-- begin MATERIAL PROVIDED --

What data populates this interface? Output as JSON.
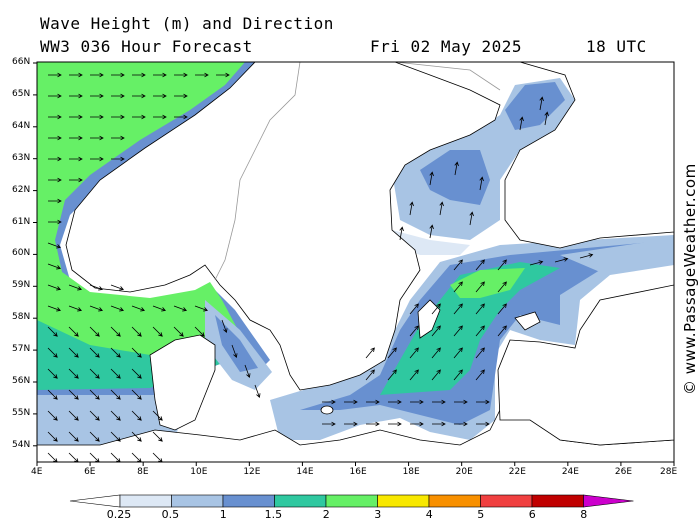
{
  "header": {
    "title": "Wave Height (m) and Direction",
    "model": "WW3 036 Hour Forecast",
    "date": "Fri 02 May 2025",
    "time": "18 UTC"
  },
  "axes": {
    "lat_labels": [
      "66N",
      "65N",
      "64N",
      "63N",
      "62N",
      "61N",
      "60N",
      "59N",
      "58N",
      "57N",
      "56N",
      "55N",
      "54N"
    ],
    "lon_labels": [
      "4E",
      "6E",
      "8E",
      "10E",
      "12E",
      "14E",
      "16E",
      "18E",
      "20E",
      "22E",
      "24E",
      "26E",
      "28E"
    ]
  },
  "legend": {
    "labels": [
      "0.25",
      "0.5",
      "1",
      "1.5",
      "2",
      "3",
      "4",
      "5",
      "6",
      "8"
    ],
    "colors": [
      "#ffffff",
      "#dde8f5",
      "#a8c4e4",
      "#6890d0",
      "#2fc8a0",
      "#66f066",
      "#f8e800",
      "#f89000",
      "#f04040",
      "#c00000",
      "#cc00cc"
    ]
  },
  "credit": "© www.PassageWeather.com",
  "colors": {
    "land": "#ffffff",
    "coast": "#000000",
    "border": "#999999"
  }
}
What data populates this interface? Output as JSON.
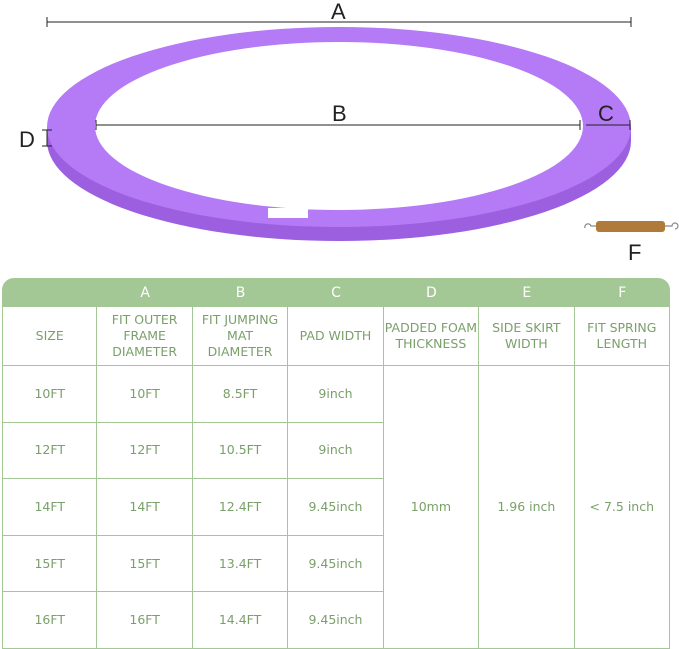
{
  "diagram": {
    "labels": {
      "a": "A",
      "b": "B",
      "c": "C",
      "d": "D",
      "f": "F"
    },
    "pad_color": "#b57af5",
    "pad_side_color": "#9b5fe0"
  },
  "table": {
    "letters": [
      "",
      "A",
      "B",
      "C",
      "D",
      "E",
      "F"
    ],
    "headers": [
      "SIZE",
      "FIT OUTER FRAME DIAMETER",
      "FIT JUMPING MAT DIAMETER",
      "PAD WIDTH",
      "PADDED FOAM THICKNESS",
      "SIDE SKIRT WIDTH",
      "FIT SPRING LENGTH"
    ],
    "rows": [
      [
        "10FT",
        "10FT",
        "8.5FT",
        "9inch"
      ],
      [
        "12FT",
        "12FT",
        "10.5FT",
        "9inch"
      ],
      [
        "14FT",
        "14FT",
        "12.4FT",
        "9.45inch"
      ],
      [
        "15FT",
        "15FT",
        "13.4FT",
        "9.45inch"
      ],
      [
        "16FT",
        "16FT",
        "14.4FT",
        "9.45inch"
      ]
    ],
    "shared": {
      "thickness": "10mm",
      "skirt": "1.96 inch",
      "spring": "< 7.5 inch"
    },
    "header_color": "#a3c795",
    "text_color": "#7aa06a"
  }
}
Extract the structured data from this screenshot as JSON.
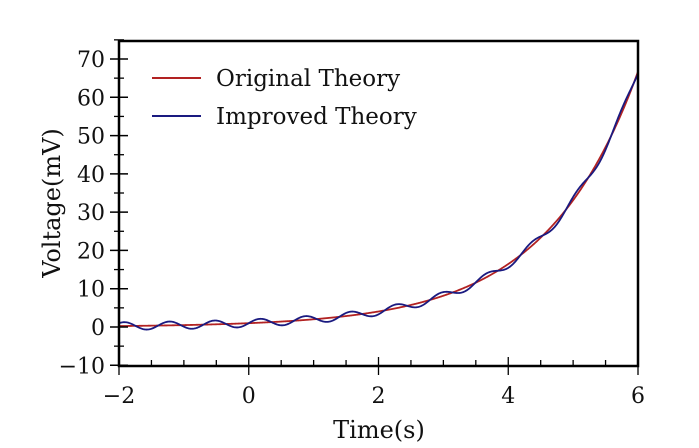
{
  "chart_data": {
    "type": "line",
    "title": "",
    "xlabel": "Time(s)",
    "ylabel": "Voltage(mV)",
    "xlim": [
      -2,
      6
    ],
    "ylim": [
      -10,
      75
    ],
    "xticks": [
      -2,
      0,
      2,
      4,
      6
    ],
    "xtick_labels": [
      "−2",
      "0",
      "2",
      "4",
      "6"
    ],
    "yticks": [
      -10,
      0,
      10,
      20,
      30,
      40,
      50,
      60,
      70
    ],
    "ytick_labels": [
      "−10",
      "0",
      "10",
      "20",
      "30",
      "40",
      "50",
      "60",
      "70"
    ],
    "grid": false,
    "legend_position": "upper left",
    "series": [
      {
        "name": "Original Theory",
        "color": "#b22222",
        "formula": "exp(0.7*x)",
        "x": [
          -2,
          -1,
          0,
          1,
          2,
          3,
          4,
          5,
          6
        ],
        "values": [
          0.25,
          0.5,
          1.0,
          2.0,
          4.1,
          8.2,
          16.4,
          33.1,
          66.7
        ]
      },
      {
        "name": "Improved Theory",
        "color": "#1a1a80",
        "formula": "exp(0.7*x) + sin(9*x)",
        "x": [
          -2,
          -1,
          0,
          1,
          2,
          3,
          4,
          5,
          6
        ],
        "values": [
          1.0,
          0.1,
          1.0,
          2.4,
          3.3,
          9.2,
          15.4,
          32.2,
          65.8
        ]
      }
    ]
  },
  "legend": {
    "items": [
      {
        "label": "Original Theory",
        "color": "#b22222"
      },
      {
        "label": "Improved Theory",
        "color": "#1a1a80"
      }
    ]
  },
  "axes": {
    "xlabel": "Time(s)",
    "ylabel": "Voltage(mV)"
  }
}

-- end MATERIAL PROVIDED --

WORK TO COMPLETE ▸ Search the entries for the word "Theory" and gather every line where it appears.

SOLVED PROBLEM ▸
        "name": "Original Theory",
        "name": "Improved Theory",
        "label": "Original Theory",
        "label": "Improved Theory",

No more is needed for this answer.